> Stated task A
Copy out the entries verbatim, everything from the start of the entries down to and including the line that contains "instrument-name: RGBI xyxy=(146,853,281,919)".
◇ ◇ ◇
That’s pretty amazing praise for a woman who has had hardly any training as an actress. On the other hand, Harmon is no stranger to the camera. Her parents—Daphne Caravageli and Larry Harmon—were well-known Dallas models in the seventies. Her mother, who is of Greek descent, was known for her runway work. Her father was ubiquitous in Texas advertisements. He was the Sanger-Harris man, the Kouros cologne man, and even the Mary Kay cosmetics man.

Little Angie started modeling as a baby (she did advertisements for car seats), then went through what she calls “the world’s most awkward phase” during her elementary and junior high school years, when she describes herself as having been tall and gawky, with “two really huge buckteeth.” But when Harmon was about fourteen years old, recalls Lisa Dawson, who is running the modeling agency started by her mother, “she walked into our offices and she was absolutely, stunningly gorgeous—a perfect combination of her mother and father. Really, everyone in the agency just stood there, our breath taken away.”

Harmon was a fifteen-year-old Highland Park High School student when she beat out 63,000 other contestants to win Seventeen’s cover model contest. The prize was a new car, which she was not old enough to drive. “She worked for almost every client we had,” says Dawson, “and then as soon as she graduated, she was headed to Milan.” She was a sensation there. When she walked to the end of the runway at one of the shows, the international fashion photographers burst into applause: A star was born.

She did her share of work for the big magazines: Harper’s Bazaar, Elle, the French and Italian editions of Vogue and Glamour. But she didn’t become a supermodel; she was never quite as serious about modeling as she would later be about acting. “I think being an only child, acting was easier for me because I had to play by myself so much,” says Harmon, whose parents divorced when she was a toddler. “I played both Barbie and Ken. I played all the members of a family.”

But she didn’t know whether she had any chance at an acting career. Enter David Hasselhoff, the producer and star of Baywatch. In 1995 they were both on a flight to Orlando. He took one look at Harmon, got out of his seat, and told her that he was casting a new series and thought she’d be perfect for one of the roles. Unbelievably, it wasn’t a come-on: He cast Harmon as private eye Ryan McBride in Baywatch Nights. She did little except stand there and look concerned while the lead private eye (a former Baywatch lifeguard) did all the work. Still, she says, “I will never ever be ashamed of where I started, just because Baywatch Nights wasn’t in the top one hundred television shows. I got to spend fourteen hours a day learning the business. I spent every day learning how to hit my cues and hit my marks—basically learning to walk and talk at the same time.”
◇ ◇ ◇
> Stated task B
Pick up the profile of Angie Harmon after its final sentence and keep writing.
◇ ◇ ◇
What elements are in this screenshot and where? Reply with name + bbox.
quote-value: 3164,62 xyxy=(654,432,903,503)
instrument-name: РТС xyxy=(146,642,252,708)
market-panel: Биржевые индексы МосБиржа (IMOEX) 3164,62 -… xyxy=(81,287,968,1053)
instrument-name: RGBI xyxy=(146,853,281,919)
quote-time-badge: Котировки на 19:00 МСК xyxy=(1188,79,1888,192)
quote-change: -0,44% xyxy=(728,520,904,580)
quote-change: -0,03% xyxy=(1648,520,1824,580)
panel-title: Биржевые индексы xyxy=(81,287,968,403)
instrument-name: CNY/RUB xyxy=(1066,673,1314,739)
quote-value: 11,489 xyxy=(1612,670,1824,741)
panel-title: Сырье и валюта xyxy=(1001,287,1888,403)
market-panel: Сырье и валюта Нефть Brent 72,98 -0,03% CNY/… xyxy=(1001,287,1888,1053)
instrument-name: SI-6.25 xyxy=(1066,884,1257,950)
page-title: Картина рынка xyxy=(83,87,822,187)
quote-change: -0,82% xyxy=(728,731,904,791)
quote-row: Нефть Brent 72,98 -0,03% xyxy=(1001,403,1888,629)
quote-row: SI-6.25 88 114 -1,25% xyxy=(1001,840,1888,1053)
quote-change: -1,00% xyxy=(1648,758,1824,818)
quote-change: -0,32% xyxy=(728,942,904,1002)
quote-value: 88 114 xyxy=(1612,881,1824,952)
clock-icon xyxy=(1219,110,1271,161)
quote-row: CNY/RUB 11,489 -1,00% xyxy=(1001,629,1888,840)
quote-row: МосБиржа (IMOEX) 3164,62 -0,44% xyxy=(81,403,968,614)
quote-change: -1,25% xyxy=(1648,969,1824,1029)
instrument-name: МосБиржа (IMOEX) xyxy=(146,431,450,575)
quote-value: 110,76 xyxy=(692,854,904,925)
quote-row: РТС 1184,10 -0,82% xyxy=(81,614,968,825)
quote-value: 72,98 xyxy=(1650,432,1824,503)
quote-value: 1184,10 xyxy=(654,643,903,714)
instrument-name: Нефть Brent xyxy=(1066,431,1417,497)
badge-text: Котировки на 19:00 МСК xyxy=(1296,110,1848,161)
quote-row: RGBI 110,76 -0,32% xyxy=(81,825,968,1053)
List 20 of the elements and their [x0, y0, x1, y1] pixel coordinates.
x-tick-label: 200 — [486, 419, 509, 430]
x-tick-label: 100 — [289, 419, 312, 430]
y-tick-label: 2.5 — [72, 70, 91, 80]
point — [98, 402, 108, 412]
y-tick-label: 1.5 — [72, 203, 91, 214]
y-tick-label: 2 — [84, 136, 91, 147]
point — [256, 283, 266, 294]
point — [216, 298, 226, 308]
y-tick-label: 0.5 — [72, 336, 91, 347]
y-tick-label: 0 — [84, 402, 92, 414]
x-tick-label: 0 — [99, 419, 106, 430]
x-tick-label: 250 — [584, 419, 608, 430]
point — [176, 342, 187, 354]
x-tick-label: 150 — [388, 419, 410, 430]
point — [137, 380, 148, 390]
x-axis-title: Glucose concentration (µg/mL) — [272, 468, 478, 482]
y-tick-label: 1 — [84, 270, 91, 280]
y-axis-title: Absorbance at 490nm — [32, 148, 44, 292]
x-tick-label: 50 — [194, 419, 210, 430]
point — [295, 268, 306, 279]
◇ ◇ ◇
> Final result A
What elements are in this screenshot and where? Reply with name + bbox.
quote-value: 3164,62 xyxy=(654,432,903,503)
instrument-name: РТС xyxy=(146,642,252,708)
market-panel: Биржевые индексы МосБиржа (IMOEX) 3164,62 -… xyxy=(81,287,968,1053)
instrument-name: RGBI xyxy=(146,853,281,919)

> Final result B
Perhaps her smartest move was refusing to do bikini and sex scenes in Baywatch Nights, which kept her from being written off entirely by other producers. Although Harmon knows that people were dubious whenever she showed up at auditions for other shows (“It was like, ‘What is the Baywatch Nights girl doing here?'”), she was good enough to get a role as an FBI agent on ABC’s C-16, which lasted for one season in 1997. Then in 1998 she stunned the industry by beating out more than 84 other actresses for the Law & Order role. Television critics were initially so skeptical about what she could do that, at a press conference, one of them asked if Harmon would be wearing a bikini during sweeps. Executive producer Dick Wolf later defended her: “A: She has raw intelligence. B: She’s not bad to look at. And C: She’s the first cast member to have an authentic regional accent.” He was right. After watching Harmon perform on Law & Order, Entertainment Weekly’s television critic conceded that her character had given the NBC drama “a shot of new life.”

In truth, Harmon’s role is limited: You rarely see her outside her office or the courtroom, where she plays second fiddle to Sam Waterston’s character. The show is basically indifferent to her personal life—as it is to all of the characters’ personal lives. Yet she is getting lots of attention. Law & Order draws an estimated 18 million viewers on Wednesday nights. She’s finding herself on magazine covers again (most recently Glamour), and she has signed a contract to appear in ads for Neutrogena. In March she got another huge dose of publicity when she was a guest on the Tonight Show and Jay Leno began needling her about her love life. Harmon shot him a daggerlike look: This was a subject she never discussed publicly. Then, from the wings, out popped New York Giants cornerback Jason Sehorn, whom she had started dating last fall after his one-year marriage fell apart. He got down on his knees and proposed. “Jason, oh, my God, baby—yes!” she exclaimed, bursting into tears. A few moments later, Harmon’s father walked onstage to give the union his blessing. According to People magazine, it was “the most widely televised hook-up since Fox’s ill-fated Who Wants to Marry a Multi-Millionaire?”

Although you’d never know it from her television roles, Harmon is loaded with charm. She’s an artless sort of flirt with a wallop of a laugh, and she loves acting like a goofball. During the couple of hours I spend with her, for instance, a gnat keeps trying to fly into her mouth. Finally, Harmon picks up a wedge of lemon from a saucer on the table and tries to squeeze lemon juice at the gnat. “Please,” she says to me later, grabbing my arm, “don’t write that I’m a violent woman.”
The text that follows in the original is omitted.